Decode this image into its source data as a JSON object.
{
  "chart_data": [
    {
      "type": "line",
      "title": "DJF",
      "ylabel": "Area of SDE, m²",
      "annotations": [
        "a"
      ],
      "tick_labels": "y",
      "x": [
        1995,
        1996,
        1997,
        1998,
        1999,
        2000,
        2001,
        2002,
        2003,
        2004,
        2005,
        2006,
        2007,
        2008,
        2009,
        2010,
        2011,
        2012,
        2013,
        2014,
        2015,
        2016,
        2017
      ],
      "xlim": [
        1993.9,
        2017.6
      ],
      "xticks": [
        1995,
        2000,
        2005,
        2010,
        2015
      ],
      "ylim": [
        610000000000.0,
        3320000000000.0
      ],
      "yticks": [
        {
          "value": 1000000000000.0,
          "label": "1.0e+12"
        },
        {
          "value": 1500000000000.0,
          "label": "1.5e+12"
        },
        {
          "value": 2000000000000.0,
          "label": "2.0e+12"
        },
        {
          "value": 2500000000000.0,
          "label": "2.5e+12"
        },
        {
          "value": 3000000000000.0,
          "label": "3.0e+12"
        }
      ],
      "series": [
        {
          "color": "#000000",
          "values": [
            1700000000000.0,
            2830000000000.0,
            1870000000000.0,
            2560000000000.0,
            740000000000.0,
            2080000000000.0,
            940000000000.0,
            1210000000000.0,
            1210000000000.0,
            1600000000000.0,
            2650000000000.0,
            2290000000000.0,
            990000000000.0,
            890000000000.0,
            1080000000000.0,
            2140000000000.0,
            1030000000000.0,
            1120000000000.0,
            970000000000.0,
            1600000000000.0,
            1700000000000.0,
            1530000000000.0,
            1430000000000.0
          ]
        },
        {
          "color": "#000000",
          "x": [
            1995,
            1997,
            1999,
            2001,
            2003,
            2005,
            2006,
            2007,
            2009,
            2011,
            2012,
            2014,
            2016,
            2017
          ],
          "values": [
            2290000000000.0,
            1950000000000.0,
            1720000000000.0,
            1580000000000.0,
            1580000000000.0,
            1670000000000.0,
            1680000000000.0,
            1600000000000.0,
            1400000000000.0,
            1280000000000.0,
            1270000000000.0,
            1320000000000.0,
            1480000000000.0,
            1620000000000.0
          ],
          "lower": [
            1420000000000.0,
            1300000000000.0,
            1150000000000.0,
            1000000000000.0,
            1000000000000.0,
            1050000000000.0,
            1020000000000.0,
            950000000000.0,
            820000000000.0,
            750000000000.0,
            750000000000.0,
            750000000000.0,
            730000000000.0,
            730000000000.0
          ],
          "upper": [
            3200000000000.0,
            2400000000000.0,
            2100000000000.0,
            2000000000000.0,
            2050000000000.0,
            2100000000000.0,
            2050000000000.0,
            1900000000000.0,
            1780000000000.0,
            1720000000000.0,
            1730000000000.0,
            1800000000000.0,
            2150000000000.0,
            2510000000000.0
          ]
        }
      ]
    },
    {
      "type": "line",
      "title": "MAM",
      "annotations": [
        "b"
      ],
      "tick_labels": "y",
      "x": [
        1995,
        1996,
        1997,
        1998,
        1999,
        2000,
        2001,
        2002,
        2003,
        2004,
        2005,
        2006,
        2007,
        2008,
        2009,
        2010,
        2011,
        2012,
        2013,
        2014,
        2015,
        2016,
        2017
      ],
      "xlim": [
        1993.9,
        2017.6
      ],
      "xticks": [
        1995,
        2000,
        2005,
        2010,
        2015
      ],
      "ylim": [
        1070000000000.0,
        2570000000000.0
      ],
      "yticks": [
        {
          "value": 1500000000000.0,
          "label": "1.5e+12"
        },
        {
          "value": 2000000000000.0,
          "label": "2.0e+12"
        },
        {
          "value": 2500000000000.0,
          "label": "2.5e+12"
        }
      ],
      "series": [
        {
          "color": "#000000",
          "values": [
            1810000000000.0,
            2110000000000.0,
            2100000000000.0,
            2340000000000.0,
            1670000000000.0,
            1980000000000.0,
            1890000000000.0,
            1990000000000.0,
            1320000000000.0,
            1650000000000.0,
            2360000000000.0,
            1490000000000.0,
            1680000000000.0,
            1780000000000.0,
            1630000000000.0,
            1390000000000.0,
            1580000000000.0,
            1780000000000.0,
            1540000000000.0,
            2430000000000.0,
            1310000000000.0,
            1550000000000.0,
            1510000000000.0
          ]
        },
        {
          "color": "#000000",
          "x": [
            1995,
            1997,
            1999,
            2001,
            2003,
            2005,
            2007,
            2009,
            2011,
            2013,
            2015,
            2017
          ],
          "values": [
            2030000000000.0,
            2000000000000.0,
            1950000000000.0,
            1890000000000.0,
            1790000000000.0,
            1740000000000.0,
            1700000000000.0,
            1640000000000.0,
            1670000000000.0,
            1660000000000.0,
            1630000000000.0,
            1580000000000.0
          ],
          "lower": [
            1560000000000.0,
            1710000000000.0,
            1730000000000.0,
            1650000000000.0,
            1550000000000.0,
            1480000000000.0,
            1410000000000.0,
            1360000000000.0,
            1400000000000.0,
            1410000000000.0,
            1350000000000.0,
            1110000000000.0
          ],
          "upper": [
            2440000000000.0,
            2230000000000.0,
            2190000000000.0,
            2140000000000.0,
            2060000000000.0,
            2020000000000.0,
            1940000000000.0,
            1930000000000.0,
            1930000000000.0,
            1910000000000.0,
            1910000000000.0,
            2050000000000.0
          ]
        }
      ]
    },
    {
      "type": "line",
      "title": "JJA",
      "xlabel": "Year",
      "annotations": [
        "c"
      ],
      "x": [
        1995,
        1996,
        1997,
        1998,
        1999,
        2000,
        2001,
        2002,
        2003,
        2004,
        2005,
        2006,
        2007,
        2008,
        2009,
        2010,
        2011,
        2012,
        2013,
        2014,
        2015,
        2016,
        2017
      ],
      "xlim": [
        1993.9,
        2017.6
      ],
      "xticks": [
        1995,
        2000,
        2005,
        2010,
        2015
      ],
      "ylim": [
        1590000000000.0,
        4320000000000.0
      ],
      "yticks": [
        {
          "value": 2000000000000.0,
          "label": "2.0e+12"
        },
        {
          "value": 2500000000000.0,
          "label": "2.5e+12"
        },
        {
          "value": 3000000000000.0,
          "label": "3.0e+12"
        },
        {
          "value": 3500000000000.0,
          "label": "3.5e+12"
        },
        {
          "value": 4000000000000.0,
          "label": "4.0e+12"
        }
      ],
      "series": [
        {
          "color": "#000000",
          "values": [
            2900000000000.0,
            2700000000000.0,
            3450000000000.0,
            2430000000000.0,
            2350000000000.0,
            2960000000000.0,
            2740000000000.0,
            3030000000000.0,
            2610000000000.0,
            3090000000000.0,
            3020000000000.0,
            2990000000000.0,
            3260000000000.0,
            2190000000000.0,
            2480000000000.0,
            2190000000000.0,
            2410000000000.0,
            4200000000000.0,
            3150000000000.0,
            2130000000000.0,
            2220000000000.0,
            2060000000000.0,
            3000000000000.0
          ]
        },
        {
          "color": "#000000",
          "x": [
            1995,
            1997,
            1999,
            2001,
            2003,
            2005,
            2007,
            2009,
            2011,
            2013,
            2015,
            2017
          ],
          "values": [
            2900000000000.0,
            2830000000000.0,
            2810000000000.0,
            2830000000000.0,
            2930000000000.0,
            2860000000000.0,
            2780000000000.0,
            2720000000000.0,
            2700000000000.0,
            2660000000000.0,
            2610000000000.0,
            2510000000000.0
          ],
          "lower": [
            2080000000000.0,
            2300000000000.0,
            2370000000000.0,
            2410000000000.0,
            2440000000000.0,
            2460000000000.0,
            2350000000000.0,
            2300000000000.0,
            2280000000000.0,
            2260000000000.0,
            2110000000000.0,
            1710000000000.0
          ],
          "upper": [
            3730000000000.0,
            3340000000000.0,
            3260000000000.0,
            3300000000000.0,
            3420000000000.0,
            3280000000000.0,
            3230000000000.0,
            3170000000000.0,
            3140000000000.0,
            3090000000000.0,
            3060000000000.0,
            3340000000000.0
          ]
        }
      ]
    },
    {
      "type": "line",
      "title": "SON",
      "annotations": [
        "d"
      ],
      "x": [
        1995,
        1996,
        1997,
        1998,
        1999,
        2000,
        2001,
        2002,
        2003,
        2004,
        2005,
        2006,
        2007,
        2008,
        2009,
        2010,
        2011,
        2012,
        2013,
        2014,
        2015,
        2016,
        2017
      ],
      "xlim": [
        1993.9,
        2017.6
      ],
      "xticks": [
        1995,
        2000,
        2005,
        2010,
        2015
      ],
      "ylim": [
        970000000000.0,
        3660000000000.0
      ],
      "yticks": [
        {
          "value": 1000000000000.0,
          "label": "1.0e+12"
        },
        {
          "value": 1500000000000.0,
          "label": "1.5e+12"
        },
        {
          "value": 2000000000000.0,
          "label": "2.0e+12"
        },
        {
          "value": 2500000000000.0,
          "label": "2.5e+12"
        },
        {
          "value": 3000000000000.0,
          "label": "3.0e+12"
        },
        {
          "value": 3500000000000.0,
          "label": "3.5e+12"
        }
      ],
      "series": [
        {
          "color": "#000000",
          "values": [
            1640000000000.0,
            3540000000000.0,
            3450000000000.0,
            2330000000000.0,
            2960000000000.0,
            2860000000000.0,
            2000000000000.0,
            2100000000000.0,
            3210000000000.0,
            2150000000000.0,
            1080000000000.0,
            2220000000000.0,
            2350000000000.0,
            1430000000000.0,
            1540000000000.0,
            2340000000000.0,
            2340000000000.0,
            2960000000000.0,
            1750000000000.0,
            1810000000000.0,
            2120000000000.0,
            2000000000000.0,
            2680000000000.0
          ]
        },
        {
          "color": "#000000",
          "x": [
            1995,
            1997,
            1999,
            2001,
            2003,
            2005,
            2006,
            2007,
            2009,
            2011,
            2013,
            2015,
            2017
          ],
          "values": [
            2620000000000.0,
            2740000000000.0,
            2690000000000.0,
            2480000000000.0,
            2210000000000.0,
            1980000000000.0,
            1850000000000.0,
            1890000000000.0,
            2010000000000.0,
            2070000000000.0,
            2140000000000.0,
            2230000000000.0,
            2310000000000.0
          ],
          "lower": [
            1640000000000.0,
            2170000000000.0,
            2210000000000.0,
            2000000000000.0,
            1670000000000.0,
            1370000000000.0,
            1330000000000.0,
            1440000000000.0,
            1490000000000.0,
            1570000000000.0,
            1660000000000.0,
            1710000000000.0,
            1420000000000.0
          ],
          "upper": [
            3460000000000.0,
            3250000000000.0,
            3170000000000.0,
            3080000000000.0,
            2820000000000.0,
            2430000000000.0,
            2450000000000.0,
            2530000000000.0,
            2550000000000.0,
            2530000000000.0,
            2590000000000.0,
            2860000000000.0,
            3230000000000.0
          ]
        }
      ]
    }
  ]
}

--

Task description = Go through the records and copy each line with "title" in it.

The reply =
      "title": "DJF",
      "title": "MAM",
      "title": "JJA",
      "title": "SON",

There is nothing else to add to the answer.